| Work to be completed |
Output the entries word for word. Omit images.

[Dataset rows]
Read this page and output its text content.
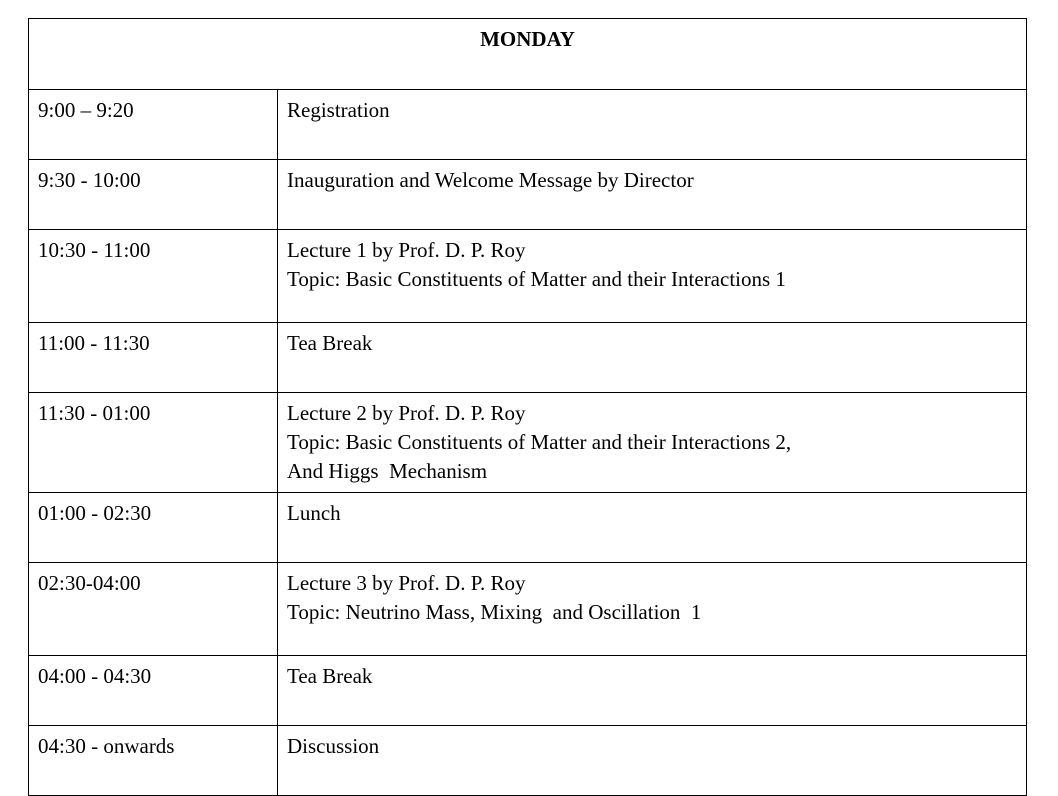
MONDAY	
9:00 – 9:20	Registration

9:30 - 10:00	Inauguration and Welcome Message by Director

10:30 - 11:00	Lecture 1 by Prof. D. P. Roy
Topic: Basic Constituents of Matter and their Interactions 1

11:00 - 11:30	Tea Break

11:30 - 01:00	Lecture 2 by Prof. D. P. Roy
Topic: Basic Constituents of Matter and their Interactions 2,
And Higgs  Mechanism

01:00 - 02:30	Lunch

02:30-04:00	Lecture 3 by Prof. D. P. Roy
Topic: Neutrino Mass, Mixing  and Oscillation  1

04:00 - 04:30	Tea Break

04:30 - onwards	Discussion
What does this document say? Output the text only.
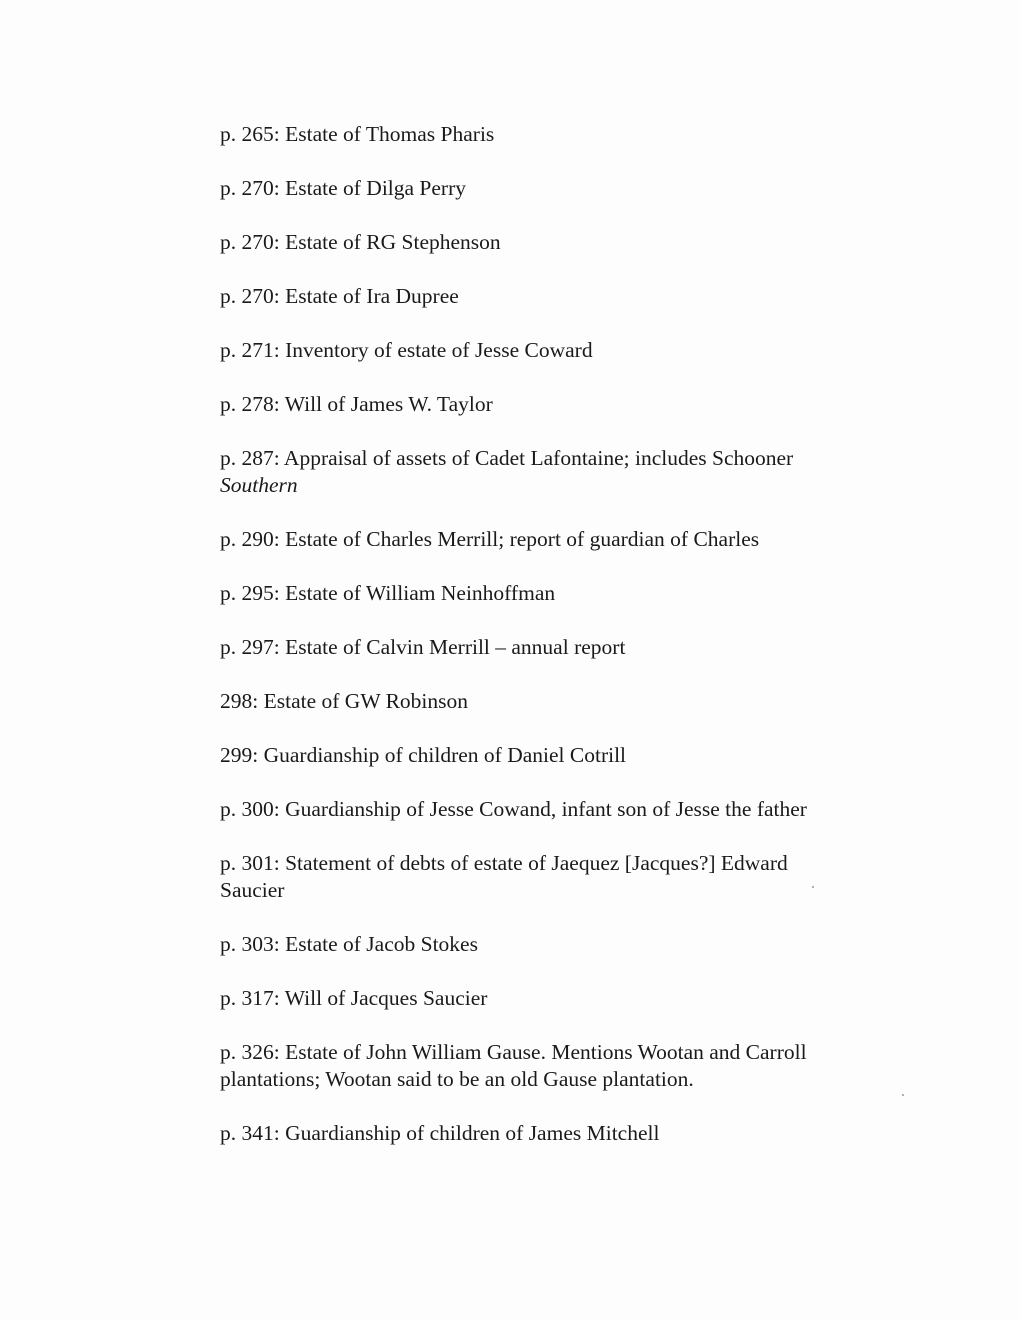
p. 265: Estate of Thomas Pharis
p. 270: Estate of Dilga Perry
p. 270: Estate of RG Stephenson
p. 270: Estate of Ira Dupree
p. 271: Inventory of estate of Jesse Coward
p. 278: Will of James W. Taylor
p. 287: Appraisal of assets of Cadet Lafontaine; includes Schooner
Southern
p. 290: Estate of Charles Merrill; report of guardian of Charles
p. 295: Estate of William Neinhoffman
p. 297: Estate of Calvin Merrill – annual report
298: Estate of GW Robinson
299: Guardianship of children of Daniel Cotrill
p. 300: Guardianship of Jesse Cowand, infant son of Jesse the father
p. 301: Statement of debts of estate of Jaequez [Jacques?] Edward Saucier
p. 303: Estate of Jacob Stokes
p. 317: Will of Jacques Saucier
p. 326: Estate of John William Gause. Mentions Wootan and Carroll plantations; Wootan said to be an old Gause plantation.
p. 341: Guardianship of children of James Mitchell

| Correct result |
Read this page and output its text content.
MONDAY	
9:00 – 9:20	Registration

9:30 - 10:00	Inauguration and Welcome Message by Director

10:30 - 11:00	Lecture 1 by Prof. D. P. Roy
Topic: Basic Constituents of Matter and their Interactions 1

11:00 - 11:30	Tea Break

11:30 - 01:00	Lecture 2 by Prof. D. P. Roy
Topic: Basic Constituents of Matter and their Interactions 2,
And Higgs  Mechanism

01:00 - 02:30	Lunch

02:30-04:00	Lecture 3 by Prof. D. P. Roy
Topic: Neutrino Mass, Mixing  and Oscillation  1

04:00 - 04:30	Tea Break

04:30 - onwards	Discussion
What does this document say? Output the text only.
p. 265: Estate of Thomas Pharis
p. 270: Estate of Dilga Perry
p. 270: Estate of RG Stephenson
p. 270: Estate of Ira Dupree
p. 271: Inventory of estate of Jesse Coward
p. 278: Will of James W. Taylor
p. 287: Appraisal of assets of Cadet Lafontaine; includes Schooner
Southern
p. 290: Estate of Charles Merrill; report of guardian of Charles
p. 295: Estate of William Neinhoffman
p. 297: Estate of Calvin Merrill – annual report
298: Estate of GW Robinson
299: Guardianship of children of Daniel Cotrill
p. 300: Guardianship of Jesse Cowand, infant son of Jesse the father
p. 301: Statement of debts of estate of Jaequez [Jacques?] Edward Saucier
p. 303: Estate of Jacob Stokes
p. 317: Will of Jacques Saucier
p. 326: Estate of John William Gause. Mentions Wootan and Carroll plantations; Wootan said to be an old Gause plantation.
p. 341: Guardianship of children of James Mitchell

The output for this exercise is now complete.